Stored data
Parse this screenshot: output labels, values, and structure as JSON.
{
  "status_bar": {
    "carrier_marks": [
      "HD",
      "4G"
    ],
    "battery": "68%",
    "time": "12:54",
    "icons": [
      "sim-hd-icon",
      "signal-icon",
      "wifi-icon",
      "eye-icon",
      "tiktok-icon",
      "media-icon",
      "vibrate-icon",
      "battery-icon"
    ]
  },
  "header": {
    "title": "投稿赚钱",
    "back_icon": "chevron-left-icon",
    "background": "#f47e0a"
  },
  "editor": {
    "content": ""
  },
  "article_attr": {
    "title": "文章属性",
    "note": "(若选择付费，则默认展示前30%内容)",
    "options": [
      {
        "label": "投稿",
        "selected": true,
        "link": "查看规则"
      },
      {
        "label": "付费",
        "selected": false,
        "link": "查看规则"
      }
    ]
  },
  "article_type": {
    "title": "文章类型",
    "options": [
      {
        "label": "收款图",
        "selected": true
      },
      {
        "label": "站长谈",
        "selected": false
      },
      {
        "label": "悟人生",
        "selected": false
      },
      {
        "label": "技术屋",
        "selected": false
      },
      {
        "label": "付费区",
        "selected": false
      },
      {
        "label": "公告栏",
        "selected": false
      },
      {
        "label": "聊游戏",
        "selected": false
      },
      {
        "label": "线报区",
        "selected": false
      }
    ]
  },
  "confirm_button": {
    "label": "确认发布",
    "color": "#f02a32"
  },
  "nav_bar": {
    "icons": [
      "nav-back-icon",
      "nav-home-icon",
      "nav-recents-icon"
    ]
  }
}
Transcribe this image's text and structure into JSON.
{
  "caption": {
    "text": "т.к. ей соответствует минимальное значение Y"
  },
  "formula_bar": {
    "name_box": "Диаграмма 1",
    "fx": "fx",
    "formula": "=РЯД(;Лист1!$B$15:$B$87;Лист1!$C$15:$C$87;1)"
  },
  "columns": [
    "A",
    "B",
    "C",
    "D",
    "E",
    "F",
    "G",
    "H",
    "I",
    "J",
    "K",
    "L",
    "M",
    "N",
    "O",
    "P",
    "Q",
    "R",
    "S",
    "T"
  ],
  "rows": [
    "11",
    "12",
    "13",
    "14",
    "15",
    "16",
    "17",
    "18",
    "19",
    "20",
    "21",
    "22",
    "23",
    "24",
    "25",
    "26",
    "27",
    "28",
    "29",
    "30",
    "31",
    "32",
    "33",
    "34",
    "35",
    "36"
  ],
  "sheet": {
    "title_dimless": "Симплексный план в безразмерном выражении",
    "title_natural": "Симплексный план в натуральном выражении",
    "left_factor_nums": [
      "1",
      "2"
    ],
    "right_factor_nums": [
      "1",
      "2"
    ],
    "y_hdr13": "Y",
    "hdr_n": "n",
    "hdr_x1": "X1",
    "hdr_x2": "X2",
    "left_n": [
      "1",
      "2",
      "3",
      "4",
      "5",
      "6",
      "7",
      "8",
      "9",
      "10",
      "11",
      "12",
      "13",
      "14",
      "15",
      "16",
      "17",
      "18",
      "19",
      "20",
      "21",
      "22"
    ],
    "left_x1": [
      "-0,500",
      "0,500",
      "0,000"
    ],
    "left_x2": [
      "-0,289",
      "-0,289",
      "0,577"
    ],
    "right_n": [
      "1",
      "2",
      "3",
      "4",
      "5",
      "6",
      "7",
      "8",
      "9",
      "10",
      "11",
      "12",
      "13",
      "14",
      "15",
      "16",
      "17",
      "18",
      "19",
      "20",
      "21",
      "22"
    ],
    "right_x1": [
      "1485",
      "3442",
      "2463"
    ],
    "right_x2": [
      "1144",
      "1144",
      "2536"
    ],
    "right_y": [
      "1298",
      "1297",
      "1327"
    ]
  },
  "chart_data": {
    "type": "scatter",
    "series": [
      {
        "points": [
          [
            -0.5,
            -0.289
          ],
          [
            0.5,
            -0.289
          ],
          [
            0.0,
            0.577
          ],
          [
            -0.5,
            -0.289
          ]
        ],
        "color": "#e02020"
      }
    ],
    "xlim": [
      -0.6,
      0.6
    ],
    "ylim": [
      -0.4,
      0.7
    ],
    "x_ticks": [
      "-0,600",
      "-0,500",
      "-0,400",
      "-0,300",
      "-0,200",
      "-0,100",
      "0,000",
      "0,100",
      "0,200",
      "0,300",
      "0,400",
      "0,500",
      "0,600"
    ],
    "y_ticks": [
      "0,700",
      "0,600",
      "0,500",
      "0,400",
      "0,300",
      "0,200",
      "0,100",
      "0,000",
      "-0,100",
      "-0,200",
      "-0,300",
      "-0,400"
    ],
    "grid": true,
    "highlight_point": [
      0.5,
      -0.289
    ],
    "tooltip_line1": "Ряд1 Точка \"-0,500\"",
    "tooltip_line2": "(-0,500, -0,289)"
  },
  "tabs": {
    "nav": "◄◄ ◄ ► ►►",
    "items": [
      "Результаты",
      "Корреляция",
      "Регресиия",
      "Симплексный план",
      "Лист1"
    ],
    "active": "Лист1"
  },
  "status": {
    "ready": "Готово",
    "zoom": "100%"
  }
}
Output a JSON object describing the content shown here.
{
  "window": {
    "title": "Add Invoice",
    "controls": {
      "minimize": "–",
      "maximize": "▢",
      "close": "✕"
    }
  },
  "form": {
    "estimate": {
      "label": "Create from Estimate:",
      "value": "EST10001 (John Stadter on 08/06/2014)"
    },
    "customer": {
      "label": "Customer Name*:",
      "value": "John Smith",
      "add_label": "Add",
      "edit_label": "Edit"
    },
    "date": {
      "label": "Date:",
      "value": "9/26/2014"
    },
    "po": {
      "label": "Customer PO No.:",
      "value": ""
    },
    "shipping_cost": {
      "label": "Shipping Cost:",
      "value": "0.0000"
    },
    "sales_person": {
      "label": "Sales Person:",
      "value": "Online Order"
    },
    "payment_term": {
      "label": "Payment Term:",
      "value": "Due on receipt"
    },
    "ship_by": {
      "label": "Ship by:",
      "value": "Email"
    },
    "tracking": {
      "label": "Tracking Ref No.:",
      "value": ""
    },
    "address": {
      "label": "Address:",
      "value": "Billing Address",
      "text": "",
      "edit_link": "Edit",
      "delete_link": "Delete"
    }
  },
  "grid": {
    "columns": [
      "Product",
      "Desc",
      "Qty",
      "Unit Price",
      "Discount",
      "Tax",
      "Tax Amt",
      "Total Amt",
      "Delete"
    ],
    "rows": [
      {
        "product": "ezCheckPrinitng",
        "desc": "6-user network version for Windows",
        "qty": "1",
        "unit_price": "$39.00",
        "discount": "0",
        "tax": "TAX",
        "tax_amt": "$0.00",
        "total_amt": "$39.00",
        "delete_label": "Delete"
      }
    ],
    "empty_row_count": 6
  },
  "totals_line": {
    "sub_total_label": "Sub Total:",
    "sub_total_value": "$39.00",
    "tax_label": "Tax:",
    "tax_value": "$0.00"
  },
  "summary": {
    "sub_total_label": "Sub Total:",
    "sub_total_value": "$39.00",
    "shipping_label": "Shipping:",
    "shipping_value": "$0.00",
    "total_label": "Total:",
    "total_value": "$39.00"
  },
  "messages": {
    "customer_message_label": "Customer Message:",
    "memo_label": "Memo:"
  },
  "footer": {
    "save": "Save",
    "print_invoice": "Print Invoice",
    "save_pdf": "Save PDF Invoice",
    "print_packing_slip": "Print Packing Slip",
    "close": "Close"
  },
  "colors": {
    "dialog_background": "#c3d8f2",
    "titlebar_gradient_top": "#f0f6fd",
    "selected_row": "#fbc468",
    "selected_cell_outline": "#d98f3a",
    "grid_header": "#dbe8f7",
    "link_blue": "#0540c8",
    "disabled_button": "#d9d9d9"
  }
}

- _EXERCISE TASK_: Extract all the entries word for word.

- _CORRECT RESPONSE_:
Parse this screenshot: output labels, values, and structure as JSON.
{
  "status_bar": {
    "carrier_marks": [
      "HD",
      "4G"
    ],
    "battery": "68%",
    "time": "12:54",
    "icons": [
      "sim-hd-icon",
      "signal-icon",
      "wifi-icon",
      "eye-icon",
      "tiktok-icon",
      "media-icon",
      "vibrate-icon",
      "battery-icon"
    ]
  },
  "header": {
    "title": "投稿赚钱",
    "back_icon": "chevron-left-icon",
    "background": "#f47e0a"
  },
  "editor": {
    "content": ""
  },
  "article_attr": {
    "title": "文章属性",
    "note": "(若选择付费，则默认展示前30%内容)",
    "options": [
      {
        "label": "投稿",
        "selected": true,
        "link": "查看规则"
      },
      {
        "label": "付费",
        "selected": false,
        "link": "查看规则"
      }
    ]
  },
  "article_type": {
    "title": "文章类型",
    "options": [
      {
        "label": "收款图",
        "selected": true
      },
      {
        "label": "站长谈",
        "selected": false
      },
      {
        "label": "悟人生",
        "selected": false
      },
      {
        "label": "技术屋",
        "selected": false
      },
      {
        "label": "付费区",
        "selected": false
      },
      {
        "label": "公告栏",
        "selected": false
      },
      {
        "label": "聊游戏",
        "selected": false
      },
      {
        "label": "线报区",
        "selected": false
      }
    ]
  },
  "confirm_button": {
    "label": "确认发布",
    "color": "#f02a32"
  },
  "nav_bar": {
    "icons": [
      "nav-back-icon",
      "nav-home-icon",
      "nav-recents-icon"
    ]
  }
}
Transcribe this image's text and structure into JSON.
{
  "caption": {
    "text": "т.к. ей соответствует минимальное значение Y"
  },
  "formula_bar": {
    "name_box": "Диаграмма 1",
    "fx": "fx",
    "formula": "=РЯД(;Лист1!$B$15:$B$87;Лист1!$C$15:$C$87;1)"
  },
  "columns": [
    "A",
    "B",
    "C",
    "D",
    "E",
    "F",
    "G",
    "H",
    "I",
    "J",
    "K",
    "L",
    "M",
    "N",
    "O",
    "P",
    "Q",
    "R",
    "S",
    "T"
  ],
  "rows": [
    "11",
    "12",
    "13",
    "14",
    "15",
    "16",
    "17",
    "18",
    "19",
    "20",
    "21",
    "22",
    "23",
    "24",
    "25",
    "26",
    "27",
    "28",
    "29",
    "30",
    "31",
    "32",
    "33",
    "34",
    "35",
    "36"
  ],
  "sheet": {
    "title_dimless": "Симплексный план в безразмерном выражении",
    "title_natural": "Симплексный план в натуральном выражении",
    "left_factor_nums": [
      "1",
      "2"
    ],
    "right_factor_nums": [
      "1",
      "2"
    ],
    "y_hdr13": "Y",
    "hdr_n": "n",
    "hdr_x1": "X1",
    "hdr_x2": "X2",
    "left_n": [
      "1",
      "2",
      "3",
      "4",
      "5",
      "6",
      "7",
      "8",
      "9",
      "10",
      "11",
      "12",
      "13",
      "14",
      "15",
      "16",
      "17",
      "18",
      "19",
      "20",
      "21",
      "22"
    ],
    "left_x1": [
      "-0,500",
      "0,500",
      "0,000"
    ],
    "left_x2": [
      "-0,289",
      "-0,289",
      "0,577"
    ],
    "right_n": [
      "1",
      "2",
      "3",
      "4",
      "5",
      "6",
      "7",
      "8",
      "9",
      "10",
      "11",
      "12",
      "13",
      "14",
      "15",
      "16",
      "17",
      "18",
      "19",
      "20",
      "21",
      "22"
    ],
    "right_x1": [
      "1485",
      "3442",
      "2463"
    ],
    "right_x2": [
      "1144",
      "1144",
      "2536"
    ],
    "right_y": [
      "1298",
      "1297",
      "1327"
    ]
  },
  "chart_data": {
    "type": "scatter",
    "series": [
      {
        "points": [
          [
            -0.5,
            -0.289
          ],
          [
            0.5,
            -0.289
          ],
          [
            0.0,
            0.577
          ],
          [
            -0.5,
            -0.289
          ]
        ],
        "color": "#e02020"
      }
    ],
    "xlim": [
      -0.6,
      0.6
    ],
    "ylim": [
      -0.4,
      0.7
    ],
    "x_ticks": [
      "-0,600",
      "-0,500",
      "-0,400",
      "-0,300",
      "-0,200",
      "-0,100",
      "0,000",
      "0,100",
      "0,200",
      "0,300",
      "0,400",
      "0,500",
      "0,600"
    ],
    "y_ticks": [
      "0,700",
      "0,600",
      "0,500",
      "0,400",
      "0,300",
      "0,200",
      "0,100",
      "0,000",
      "-0,100",
      "-0,200",
      "-0,300",
      "-0,400"
    ],
    "grid": true,
    "highlight_point": [
      0.5,
      -0.289
    ],
    "tooltip_line1": "Ряд1 Точка \"-0,500\"",
    "tooltip_line2": "(-0,500, -0,289)"
  },
  "tabs": {
    "nav": "◄◄ ◄ ► ►►",
    "items": [
      "Результаты",
      "Корреляция",
      "Регресиия",
      "Симплексный план",
      "Лист1"
    ],
    "active": "Лист1"
  },
  "status": {
    "ready": "Готово",
    "zoom": "100%"
  }
}
Output a JSON object describing the content shown here.
{
  "window": {
    "title": "Add Invoice",
    "controls": {
      "minimize": "–",
      "maximize": "▢",
      "close": "✕"
    }
  },
  "form": {
    "estimate": {
      "label": "Create from Estimate:",
      "value": "EST10001 (John Stadter on 08/06/2014)"
    },
    "customer": {
      "label": "Customer Name*:",
      "value": "John Smith",
      "add_label": "Add",
      "edit_label": "Edit"
    },
    "date": {
      "label": "Date:",
      "value": "9/26/2014"
    },
    "po": {
      "label": "Customer PO No.:",
      "value": ""
    },
    "shipping_cost": {
      "label": "Shipping Cost:",
      "value": "0.0000"
    },
    "sales_person": {
      "label": "Sales Person:",
      "value": "Online Order"
    },
    "payment_term": {
      "label": "Payment Term:",
      "value": "Due on receipt"
    },
    "ship_by": {
      "label": "Ship by:",
      "value": "Email"
    },
    "tracking": {
      "label": "Tracking Ref No.:",
      "value": ""
    },
    "address": {
      "label": "Address:",
      "value": "Billing Address",
      "text": "",
      "edit_link": "Edit",
      "delete_link": "Delete"
    }
  },
  "grid": {
    "columns": [
      "Product",
      "Desc",
      "Qty",
      "Unit Price",
      "Discount",
      "Tax",
      "Tax Amt",
      "Total Amt",
      "Delete"
    ],
    "rows": [
      {
        "product": "ezCheckPrinitng",
        "desc": "6-user network version for Windows",
        "qty": "1",
        "unit_price": "$39.00",
        "discount": "0",
        "tax": "TAX",
        "tax_amt": "$0.00",
        "total_amt": "$39.00",
        "delete_label": "Delete"
      }
    ],
    "empty_row_count": 6
  },
  "totals_line": {
    "sub_total_label": "Sub Total:",
    "sub_total_value": "$39.00",
    "tax_label": "Tax:",
    "tax_value": "$0.00"
  },
  "summary": {
    "sub_total_label": "Sub Total:",
    "sub_total_value": "$39.00",
    "shipping_label": "Shipping:",
    "shipping_value": "$0.00",
    "total_label": "Total:",
    "total_value": "$39.00"
  },
  "messages": {
    "customer_message_label": "Customer Message:",
    "memo_label": "Memo:"
  },
  "footer": {
    "save": "Save",
    "print_invoice": "Print Invoice",
    "save_pdf": "Save PDF Invoice",
    "print_packing_slip": "Print Packing Slip",
    "close": "Close"
  },
  "colors": {
    "dialog_background": "#c3d8f2",
    "titlebar_gradient_top": "#f0f6fd",
    "selected_row": "#fbc468",
    "selected_cell_outline": "#d98f3a",
    "grid_header": "#dbe8f7",
    "link_blue": "#0540c8",
    "disabled_button": "#d9d9d9"
  }
}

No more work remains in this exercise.